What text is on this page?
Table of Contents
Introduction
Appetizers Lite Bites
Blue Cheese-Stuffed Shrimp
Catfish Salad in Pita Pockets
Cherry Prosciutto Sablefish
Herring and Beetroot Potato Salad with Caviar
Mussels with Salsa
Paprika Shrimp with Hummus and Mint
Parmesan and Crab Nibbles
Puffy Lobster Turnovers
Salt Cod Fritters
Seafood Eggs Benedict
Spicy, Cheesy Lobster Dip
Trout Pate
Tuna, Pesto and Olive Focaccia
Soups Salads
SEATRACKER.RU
● ● ● ● ●
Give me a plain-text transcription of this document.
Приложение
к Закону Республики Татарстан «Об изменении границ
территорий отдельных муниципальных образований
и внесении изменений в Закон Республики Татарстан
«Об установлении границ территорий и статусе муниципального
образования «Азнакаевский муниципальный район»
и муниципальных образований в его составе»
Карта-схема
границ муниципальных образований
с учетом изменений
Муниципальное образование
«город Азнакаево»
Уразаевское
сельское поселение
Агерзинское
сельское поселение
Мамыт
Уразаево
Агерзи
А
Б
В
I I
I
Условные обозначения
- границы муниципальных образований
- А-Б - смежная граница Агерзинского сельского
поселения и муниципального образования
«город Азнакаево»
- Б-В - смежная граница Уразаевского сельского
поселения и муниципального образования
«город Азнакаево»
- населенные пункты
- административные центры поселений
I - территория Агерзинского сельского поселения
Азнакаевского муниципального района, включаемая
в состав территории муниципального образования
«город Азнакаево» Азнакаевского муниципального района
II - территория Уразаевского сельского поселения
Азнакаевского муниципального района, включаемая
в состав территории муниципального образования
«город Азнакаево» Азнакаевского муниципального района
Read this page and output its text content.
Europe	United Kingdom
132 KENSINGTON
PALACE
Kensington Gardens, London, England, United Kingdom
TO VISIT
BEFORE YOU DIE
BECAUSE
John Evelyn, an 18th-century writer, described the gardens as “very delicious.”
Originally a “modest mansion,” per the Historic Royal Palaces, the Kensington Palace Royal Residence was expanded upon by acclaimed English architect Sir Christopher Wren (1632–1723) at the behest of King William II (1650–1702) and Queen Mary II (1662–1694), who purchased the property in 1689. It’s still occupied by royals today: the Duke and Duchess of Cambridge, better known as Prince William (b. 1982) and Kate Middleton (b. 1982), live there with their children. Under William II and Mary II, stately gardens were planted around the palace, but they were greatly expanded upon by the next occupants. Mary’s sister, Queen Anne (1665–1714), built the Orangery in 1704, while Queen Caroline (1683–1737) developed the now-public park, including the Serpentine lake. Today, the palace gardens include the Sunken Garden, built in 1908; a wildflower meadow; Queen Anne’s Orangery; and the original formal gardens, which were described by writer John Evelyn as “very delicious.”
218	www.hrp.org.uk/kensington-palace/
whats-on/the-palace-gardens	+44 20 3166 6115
● ● ● ● ●
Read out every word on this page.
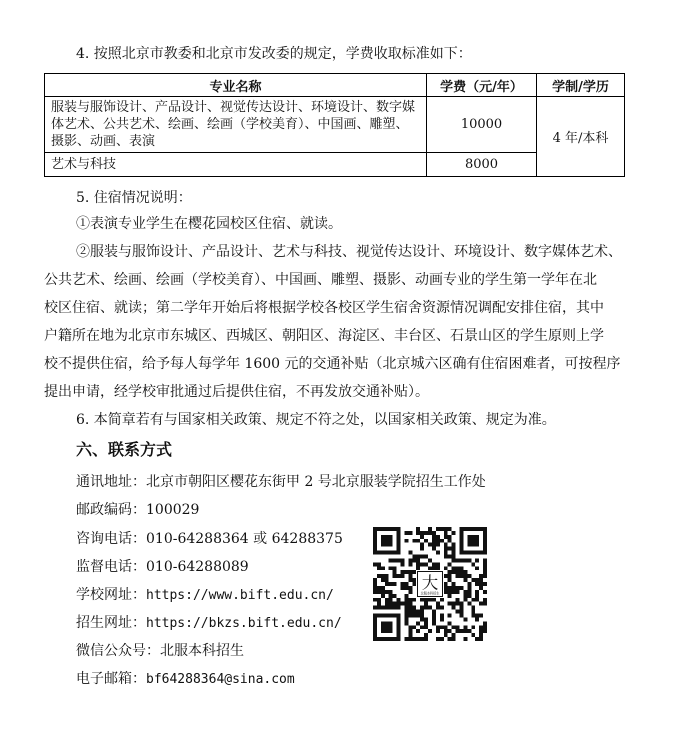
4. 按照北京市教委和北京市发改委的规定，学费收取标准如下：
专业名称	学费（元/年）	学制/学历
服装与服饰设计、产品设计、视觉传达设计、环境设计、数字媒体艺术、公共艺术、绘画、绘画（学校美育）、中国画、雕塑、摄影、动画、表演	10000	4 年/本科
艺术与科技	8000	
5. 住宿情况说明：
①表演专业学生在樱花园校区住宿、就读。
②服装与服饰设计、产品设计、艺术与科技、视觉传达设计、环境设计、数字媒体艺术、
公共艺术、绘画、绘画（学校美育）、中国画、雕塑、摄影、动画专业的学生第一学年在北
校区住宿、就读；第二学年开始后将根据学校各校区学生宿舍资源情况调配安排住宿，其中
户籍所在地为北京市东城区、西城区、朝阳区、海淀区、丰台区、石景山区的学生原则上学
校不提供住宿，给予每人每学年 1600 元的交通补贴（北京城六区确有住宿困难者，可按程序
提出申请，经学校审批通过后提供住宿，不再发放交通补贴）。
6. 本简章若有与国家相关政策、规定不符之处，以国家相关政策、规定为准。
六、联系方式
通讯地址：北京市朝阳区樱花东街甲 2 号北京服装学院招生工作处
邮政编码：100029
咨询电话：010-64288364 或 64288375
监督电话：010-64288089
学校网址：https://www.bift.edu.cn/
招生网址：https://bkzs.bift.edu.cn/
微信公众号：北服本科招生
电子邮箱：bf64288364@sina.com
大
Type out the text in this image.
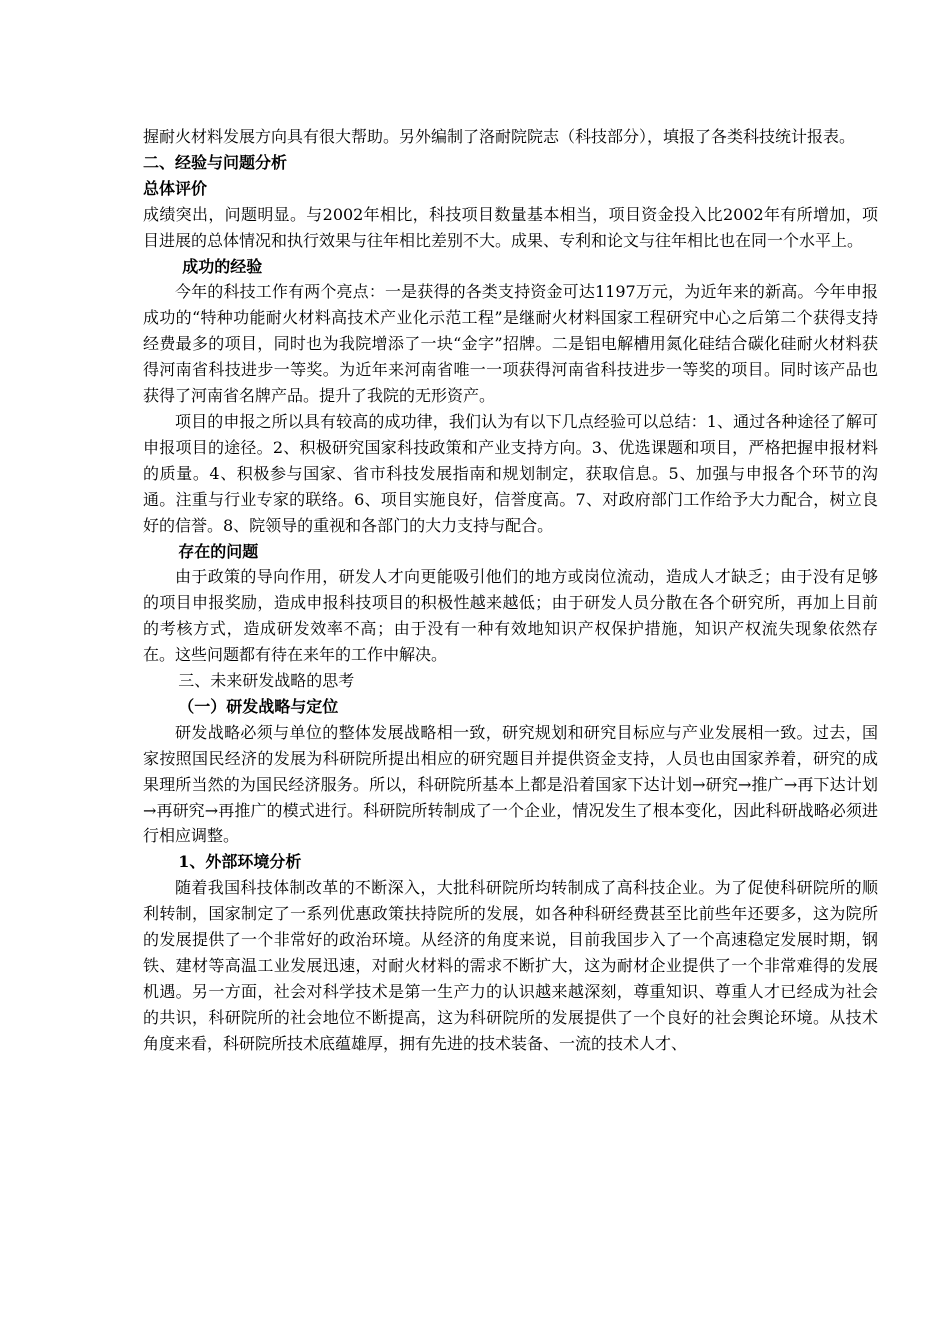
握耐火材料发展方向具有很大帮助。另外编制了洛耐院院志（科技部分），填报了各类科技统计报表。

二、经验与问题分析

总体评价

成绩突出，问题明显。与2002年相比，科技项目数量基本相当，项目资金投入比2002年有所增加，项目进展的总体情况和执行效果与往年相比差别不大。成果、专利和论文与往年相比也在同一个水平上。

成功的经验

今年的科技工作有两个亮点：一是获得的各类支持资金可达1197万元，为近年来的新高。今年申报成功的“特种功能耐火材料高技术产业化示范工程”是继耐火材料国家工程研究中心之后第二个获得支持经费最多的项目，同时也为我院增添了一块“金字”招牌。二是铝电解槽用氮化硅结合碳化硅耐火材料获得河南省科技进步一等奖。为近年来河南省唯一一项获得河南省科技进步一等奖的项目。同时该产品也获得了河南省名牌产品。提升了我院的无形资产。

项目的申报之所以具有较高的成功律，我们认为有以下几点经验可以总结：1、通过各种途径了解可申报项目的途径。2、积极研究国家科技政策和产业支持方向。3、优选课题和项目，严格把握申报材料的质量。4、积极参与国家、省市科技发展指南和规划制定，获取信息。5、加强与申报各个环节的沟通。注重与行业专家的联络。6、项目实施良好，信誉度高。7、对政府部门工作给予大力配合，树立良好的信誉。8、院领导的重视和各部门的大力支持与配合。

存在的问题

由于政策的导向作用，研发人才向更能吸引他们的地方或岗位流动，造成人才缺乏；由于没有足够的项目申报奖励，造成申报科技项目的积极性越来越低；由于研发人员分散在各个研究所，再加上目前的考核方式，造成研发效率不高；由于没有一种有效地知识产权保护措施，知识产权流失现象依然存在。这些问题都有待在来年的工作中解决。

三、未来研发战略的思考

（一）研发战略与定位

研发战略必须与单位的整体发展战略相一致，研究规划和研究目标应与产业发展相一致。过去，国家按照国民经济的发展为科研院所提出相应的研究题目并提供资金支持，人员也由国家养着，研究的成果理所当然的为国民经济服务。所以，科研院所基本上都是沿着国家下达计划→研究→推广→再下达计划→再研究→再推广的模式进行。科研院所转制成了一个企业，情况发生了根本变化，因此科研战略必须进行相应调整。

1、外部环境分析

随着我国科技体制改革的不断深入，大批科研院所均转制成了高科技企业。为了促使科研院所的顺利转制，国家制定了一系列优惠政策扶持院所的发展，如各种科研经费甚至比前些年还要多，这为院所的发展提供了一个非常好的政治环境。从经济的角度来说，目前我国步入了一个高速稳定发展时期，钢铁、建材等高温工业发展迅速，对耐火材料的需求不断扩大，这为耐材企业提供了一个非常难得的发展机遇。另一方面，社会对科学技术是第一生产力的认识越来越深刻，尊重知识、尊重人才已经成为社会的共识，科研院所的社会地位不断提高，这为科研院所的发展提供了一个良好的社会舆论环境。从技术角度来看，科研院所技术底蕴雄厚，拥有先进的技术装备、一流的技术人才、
● ● ● ● ●
Exercise: Copy every line of the records above that contains "образований".

Solution to this exercise:
территорий отдельных муниципальных образований
и муниципальных образований в его составе»
границ муниципальных образований
- границы муниципальных образований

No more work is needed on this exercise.